#### Task statement:
Revise the data from its first line through the line containing "health-card-title: Skor Kesehatan", inclusive, by changing "wallet-icon" to "purse-icon" and leaving all else unchanged. Give only those lines.
═══ Input rows ═══
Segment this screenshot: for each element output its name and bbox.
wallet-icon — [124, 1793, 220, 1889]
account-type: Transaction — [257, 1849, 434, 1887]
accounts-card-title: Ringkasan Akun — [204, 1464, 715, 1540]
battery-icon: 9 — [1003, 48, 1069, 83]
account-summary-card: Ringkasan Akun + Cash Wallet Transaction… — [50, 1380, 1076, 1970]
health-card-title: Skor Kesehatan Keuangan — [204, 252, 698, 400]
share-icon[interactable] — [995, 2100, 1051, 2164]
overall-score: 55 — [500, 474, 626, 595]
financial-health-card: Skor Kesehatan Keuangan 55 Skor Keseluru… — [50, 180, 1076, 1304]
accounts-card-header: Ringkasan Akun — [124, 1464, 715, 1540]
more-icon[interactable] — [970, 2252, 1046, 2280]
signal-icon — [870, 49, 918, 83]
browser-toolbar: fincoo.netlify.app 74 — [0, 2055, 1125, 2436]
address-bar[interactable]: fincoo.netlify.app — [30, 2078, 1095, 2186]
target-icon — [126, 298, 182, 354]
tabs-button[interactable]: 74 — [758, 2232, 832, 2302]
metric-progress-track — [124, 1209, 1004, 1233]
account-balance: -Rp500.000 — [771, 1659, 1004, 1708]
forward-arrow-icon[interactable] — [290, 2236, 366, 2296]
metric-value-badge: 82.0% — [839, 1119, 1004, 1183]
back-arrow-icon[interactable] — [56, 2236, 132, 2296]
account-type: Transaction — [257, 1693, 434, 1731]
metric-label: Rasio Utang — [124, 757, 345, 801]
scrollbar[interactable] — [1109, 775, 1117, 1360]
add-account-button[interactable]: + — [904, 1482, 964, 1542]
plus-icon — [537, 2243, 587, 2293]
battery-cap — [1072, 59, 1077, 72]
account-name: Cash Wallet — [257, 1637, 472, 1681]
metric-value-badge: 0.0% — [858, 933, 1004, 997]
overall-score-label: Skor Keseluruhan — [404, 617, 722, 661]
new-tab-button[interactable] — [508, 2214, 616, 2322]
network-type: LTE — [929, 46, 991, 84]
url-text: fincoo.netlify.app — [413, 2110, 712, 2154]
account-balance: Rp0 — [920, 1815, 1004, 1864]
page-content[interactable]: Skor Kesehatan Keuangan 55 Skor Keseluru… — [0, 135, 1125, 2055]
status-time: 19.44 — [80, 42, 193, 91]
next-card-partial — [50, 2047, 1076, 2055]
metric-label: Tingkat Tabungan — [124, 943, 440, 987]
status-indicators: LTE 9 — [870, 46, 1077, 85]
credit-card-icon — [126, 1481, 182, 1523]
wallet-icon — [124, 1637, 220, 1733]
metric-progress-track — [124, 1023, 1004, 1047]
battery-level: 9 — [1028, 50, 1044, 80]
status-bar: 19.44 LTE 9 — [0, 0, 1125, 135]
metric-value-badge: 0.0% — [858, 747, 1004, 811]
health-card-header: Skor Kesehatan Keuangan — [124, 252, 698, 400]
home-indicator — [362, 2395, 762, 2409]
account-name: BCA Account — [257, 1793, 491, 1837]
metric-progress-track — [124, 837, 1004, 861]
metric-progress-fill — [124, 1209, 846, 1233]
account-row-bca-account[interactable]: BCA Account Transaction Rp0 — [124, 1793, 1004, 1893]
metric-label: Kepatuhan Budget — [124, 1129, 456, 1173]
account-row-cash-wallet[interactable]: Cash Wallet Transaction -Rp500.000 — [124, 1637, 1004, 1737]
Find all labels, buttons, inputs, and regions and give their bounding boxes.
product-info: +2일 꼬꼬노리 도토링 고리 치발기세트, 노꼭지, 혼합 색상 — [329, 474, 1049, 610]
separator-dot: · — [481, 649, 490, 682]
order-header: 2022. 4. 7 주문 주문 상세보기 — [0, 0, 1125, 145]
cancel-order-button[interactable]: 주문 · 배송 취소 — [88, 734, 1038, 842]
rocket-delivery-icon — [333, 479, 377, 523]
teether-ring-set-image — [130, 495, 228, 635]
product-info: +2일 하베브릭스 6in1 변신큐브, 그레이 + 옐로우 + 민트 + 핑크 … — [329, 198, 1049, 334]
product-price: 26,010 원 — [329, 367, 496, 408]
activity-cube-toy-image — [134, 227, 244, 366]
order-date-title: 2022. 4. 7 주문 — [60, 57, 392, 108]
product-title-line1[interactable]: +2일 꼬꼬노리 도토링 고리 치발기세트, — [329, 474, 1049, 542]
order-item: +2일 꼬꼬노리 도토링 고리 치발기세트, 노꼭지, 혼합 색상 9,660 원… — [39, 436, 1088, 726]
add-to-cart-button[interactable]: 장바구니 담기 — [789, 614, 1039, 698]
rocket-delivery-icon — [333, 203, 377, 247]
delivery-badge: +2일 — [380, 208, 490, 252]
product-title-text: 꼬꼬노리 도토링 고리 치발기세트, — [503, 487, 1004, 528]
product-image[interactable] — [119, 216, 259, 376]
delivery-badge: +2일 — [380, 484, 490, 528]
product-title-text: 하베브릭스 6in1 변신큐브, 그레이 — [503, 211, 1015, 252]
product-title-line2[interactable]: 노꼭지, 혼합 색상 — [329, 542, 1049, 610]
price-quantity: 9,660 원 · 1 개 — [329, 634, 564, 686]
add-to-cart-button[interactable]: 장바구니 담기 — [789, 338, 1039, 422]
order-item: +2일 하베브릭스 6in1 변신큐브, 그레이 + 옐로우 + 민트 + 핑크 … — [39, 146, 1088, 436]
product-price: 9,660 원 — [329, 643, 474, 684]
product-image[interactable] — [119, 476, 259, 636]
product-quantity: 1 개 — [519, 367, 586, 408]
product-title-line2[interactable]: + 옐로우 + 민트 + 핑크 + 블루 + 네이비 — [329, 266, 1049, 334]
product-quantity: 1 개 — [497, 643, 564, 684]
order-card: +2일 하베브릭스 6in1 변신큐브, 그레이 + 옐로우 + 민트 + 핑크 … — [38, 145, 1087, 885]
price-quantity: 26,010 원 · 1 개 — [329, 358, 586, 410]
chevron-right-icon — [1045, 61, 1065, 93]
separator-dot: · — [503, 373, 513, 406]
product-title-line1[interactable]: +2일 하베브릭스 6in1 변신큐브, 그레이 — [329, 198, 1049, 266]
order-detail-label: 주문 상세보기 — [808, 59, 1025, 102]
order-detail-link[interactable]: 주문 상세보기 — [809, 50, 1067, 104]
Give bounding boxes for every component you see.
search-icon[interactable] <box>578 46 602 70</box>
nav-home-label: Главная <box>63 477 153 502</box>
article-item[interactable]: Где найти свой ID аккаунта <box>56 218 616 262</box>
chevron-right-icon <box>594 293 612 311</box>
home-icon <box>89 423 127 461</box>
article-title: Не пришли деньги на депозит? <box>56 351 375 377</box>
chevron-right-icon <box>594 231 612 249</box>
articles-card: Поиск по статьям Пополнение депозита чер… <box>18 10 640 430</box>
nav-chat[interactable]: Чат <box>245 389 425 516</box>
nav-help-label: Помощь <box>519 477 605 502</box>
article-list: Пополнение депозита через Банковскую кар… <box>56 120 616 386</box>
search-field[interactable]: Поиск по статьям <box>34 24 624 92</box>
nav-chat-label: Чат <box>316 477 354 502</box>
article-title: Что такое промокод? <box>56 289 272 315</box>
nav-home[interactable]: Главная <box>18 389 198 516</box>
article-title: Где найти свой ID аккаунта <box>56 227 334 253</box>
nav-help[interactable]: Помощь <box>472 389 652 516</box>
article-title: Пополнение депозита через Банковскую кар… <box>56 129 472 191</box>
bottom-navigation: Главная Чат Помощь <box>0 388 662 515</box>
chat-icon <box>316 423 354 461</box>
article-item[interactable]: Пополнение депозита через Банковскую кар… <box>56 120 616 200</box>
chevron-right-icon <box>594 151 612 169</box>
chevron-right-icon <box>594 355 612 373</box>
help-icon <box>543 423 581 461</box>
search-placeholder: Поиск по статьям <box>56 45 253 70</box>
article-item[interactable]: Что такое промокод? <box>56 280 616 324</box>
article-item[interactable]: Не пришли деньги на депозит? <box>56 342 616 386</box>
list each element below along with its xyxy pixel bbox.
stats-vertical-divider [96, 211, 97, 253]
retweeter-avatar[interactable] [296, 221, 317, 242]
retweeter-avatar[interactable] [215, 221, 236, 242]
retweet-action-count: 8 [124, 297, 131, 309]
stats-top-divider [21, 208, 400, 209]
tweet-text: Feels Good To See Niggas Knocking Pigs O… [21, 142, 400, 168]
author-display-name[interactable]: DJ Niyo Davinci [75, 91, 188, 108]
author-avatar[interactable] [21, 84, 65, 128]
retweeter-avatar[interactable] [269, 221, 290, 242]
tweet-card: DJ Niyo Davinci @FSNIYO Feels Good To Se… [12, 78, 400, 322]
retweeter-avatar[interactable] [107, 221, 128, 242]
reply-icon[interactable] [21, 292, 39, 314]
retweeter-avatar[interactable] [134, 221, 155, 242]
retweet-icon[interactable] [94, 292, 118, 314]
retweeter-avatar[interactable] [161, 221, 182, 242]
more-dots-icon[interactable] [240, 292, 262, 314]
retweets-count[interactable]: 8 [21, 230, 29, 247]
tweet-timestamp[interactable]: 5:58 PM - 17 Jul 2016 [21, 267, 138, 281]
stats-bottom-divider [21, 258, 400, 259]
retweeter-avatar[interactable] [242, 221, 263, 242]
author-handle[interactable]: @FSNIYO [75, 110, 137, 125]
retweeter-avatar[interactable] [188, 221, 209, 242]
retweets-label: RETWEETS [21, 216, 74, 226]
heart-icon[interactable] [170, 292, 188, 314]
═══
#### Written answer:
Segment this screenshot: for each element output its name and bbox.
purse-icon — [124, 1793, 220, 1889]
account-type: Transaction — [257, 1849, 434, 1887]
accounts-card-title: Ringkasan Akun — [204, 1464, 715, 1540]
battery-icon: 9 — [1003, 48, 1069, 83]
account-summary-card: Ringkasan Akun + Cash Wallet Transaction… — [50, 1380, 1076, 1970]
health-card-title: Skor Kesehatan Keuangan — [204, 252, 698, 400]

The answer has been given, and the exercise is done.